- Exercise objective: Copy out all of the material exactly as presented.

- Input material:
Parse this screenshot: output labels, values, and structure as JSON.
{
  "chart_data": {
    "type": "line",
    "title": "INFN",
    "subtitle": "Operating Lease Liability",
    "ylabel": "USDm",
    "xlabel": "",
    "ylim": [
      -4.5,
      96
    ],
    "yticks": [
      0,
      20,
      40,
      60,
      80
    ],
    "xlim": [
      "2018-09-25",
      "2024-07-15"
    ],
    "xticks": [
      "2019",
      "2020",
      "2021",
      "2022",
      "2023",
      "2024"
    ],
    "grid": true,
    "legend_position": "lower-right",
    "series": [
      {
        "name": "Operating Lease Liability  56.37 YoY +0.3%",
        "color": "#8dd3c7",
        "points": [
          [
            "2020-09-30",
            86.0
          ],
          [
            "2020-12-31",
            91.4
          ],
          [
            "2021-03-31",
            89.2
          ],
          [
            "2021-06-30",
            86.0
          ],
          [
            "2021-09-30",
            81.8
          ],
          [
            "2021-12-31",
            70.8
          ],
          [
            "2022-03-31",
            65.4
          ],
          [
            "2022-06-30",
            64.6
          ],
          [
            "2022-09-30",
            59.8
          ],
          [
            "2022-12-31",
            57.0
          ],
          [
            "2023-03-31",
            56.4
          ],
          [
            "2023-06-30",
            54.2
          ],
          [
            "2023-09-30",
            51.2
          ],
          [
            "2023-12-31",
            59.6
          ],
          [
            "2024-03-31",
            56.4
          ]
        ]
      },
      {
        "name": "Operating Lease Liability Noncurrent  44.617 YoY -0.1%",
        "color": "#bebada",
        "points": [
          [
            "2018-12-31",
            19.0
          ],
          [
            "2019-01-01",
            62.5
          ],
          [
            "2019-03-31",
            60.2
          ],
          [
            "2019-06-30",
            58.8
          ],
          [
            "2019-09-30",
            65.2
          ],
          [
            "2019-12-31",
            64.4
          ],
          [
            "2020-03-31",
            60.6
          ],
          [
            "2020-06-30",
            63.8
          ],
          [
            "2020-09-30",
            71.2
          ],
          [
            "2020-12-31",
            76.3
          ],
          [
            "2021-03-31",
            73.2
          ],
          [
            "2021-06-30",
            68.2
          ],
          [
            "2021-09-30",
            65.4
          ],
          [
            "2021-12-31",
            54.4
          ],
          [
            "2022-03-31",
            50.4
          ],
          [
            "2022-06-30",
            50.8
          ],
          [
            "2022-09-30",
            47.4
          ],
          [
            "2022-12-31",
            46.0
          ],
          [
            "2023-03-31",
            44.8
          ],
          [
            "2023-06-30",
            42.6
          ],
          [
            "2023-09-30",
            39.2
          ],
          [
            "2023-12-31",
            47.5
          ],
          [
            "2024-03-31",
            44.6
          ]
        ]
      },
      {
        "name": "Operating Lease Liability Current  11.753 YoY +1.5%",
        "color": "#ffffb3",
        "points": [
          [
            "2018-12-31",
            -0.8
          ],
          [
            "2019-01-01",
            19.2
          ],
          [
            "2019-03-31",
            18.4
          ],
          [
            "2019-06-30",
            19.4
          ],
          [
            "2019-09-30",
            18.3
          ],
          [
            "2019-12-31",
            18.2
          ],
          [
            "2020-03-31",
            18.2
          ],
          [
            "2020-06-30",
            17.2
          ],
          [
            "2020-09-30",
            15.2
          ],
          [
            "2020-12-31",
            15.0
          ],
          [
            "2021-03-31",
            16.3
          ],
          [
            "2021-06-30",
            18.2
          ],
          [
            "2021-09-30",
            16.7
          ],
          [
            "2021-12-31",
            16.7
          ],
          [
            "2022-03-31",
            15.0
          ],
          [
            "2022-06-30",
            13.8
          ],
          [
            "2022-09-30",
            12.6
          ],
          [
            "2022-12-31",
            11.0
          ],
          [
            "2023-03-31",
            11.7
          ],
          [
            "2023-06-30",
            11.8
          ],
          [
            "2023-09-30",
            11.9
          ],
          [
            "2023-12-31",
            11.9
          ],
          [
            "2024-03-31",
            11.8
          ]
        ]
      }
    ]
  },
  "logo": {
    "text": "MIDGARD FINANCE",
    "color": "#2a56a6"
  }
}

- Finished exercise:
Parse this screenshot: output labels, values, and structure as JSON.
{
  "chart_data": {
    "type": "line",
    "title": "INFN",
    "subtitle": "Operating Lease Liability",
    "ylabel": "USDm",
    "xlabel": "",
    "ylim": [
      -4.5,
      96
    ],
    "yticks": [
      0,
      20,
      40,
      60,
      80
    ],
    "xlim": [
      "2018-09-25",
      "2024-07-15"
    ],
    "xticks": [
      "2019",
      "2020",
      "2021",
      "2022",
      "2023",
      "2024"
    ],
    "grid": true,
    "legend_position": "lower-right",
    "series": [
      {
        "name": "Operating Lease Liability  56.37 YoY +0.3%",
        "color": "#8dd3c7",
        "points": [
          [
            "2020-09-30",
            86.0
          ],
          [
            "2020-12-31",
            91.4
          ],
          [
            "2021-03-31",
            89.2
          ],
          [
            "2021-06-30",
            86.0
          ],
          [
            "2021-09-30",
            81.8
          ],
          [
            "2021-12-31",
            70.8
          ],
          [
            "2022-03-31",
            65.4
          ],
          [
            "2022-06-30",
            64.6
          ],
          [
            "2022-09-30",
            59.8
          ],
          [
            "2022-12-31",
            57.0
          ],
          [
            "2023-03-31",
            56.4
          ],
          [
            "2023-06-30",
            54.2
          ],
          [
            "2023-09-30",
            51.2
          ],
          [
            "2023-12-31",
            59.6
          ],
          [
            "2024-03-31",
            56.4
          ]
        ]
      },
      {
        "name": "Operating Lease Liability Noncurrent  44.617 YoY -0.1%",
        "color": "#bebada",
        "points": [
          [
            "2018-12-31",
            19.0
          ],
          [
            "2019-01-01",
            62.5
          ],
          [
            "2019-03-31",
            60.2
          ],
          [
            "2019-06-30",
            58.8
          ],
          [
            "2019-09-30",
            65.2
          ],
          [
            "2019-12-31",
            64.4
          ],
          [
            "2020-03-31",
            60.6
          ],
          [
            "2020-06-30",
            63.8
          ],
          [
            "2020-09-30",
            71.2
          ],
          [
            "2020-12-31",
            76.3
          ],
          [
            "2021-03-31",
            73.2
          ],
          [
            "2021-06-30",
            68.2
          ],
          [
            "2021-09-30",
            65.4
          ],
          [
            "2021-12-31",
            54.4
          ],
          [
            "2022-03-31",
            50.4
          ],
          [
            "2022-06-30",
            50.8
          ],
          [
            "2022-09-30",
            47.4
          ],
          [
            "2022-12-31",
            46.0
          ],
          [
            "2023-03-31",
            44.8
          ],
          [
            "2023-06-30",
            42.6
          ],
          [
            "2023-09-30",
            39.2
          ],
          [
            "2023-12-31",
            47.5
          ],
          [
            "2024-03-31",
            44.6
          ]
        ]
      },
      {
        "name": "Operating Lease Liability Current  11.753 YoY +1.5%",
        "color": "#ffffb3",
        "points": [
          [
            "2018-12-31",
            -0.8
          ],
          [
            "2019-01-01",
            19.2
          ],
          [
            "2019-03-31",
            18.4
          ],
          [
            "2019-06-30",
            19.4
          ],
          [
            "2019-09-30",
            18.3
          ],
          [
            "2019-12-31",
            18.2
          ],
          [
            "2020-03-31",
            18.2
          ],
          [
            "2020-06-30",
            17.2
          ],
          [
            "2020-09-30",
            15.2
          ],
          [
            "2020-12-31",
            15.0
          ],
          [
            "2021-03-31",
            16.3
          ],
          [
            "2021-06-30",
            18.2
          ],
          [
            "2021-09-30",
            16.7
          ],
          [
            "2021-12-31",
            16.7
          ],
          [
            "2022-03-31",
            15.0
          ],
          [
            "2022-06-30",
            13.8
          ],
          [
            "2022-09-30",
            12.6
          ],
          [
            "2022-12-31",
            11.0
          ],
          [
            "2023-03-31",
            11.7
          ],
          [
            "2023-06-30",
            11.8
          ],
          [
            "2023-09-30",
            11.9
          ],
          [
            "2023-12-31",
            11.9
          ],
          [
            "2024-03-31",
            11.8
          ]
        ]
      }
    ]
  },
  "logo": {
    "text": "MIDGARD FINANCE",
    "color": "#2a56a6"
  }
}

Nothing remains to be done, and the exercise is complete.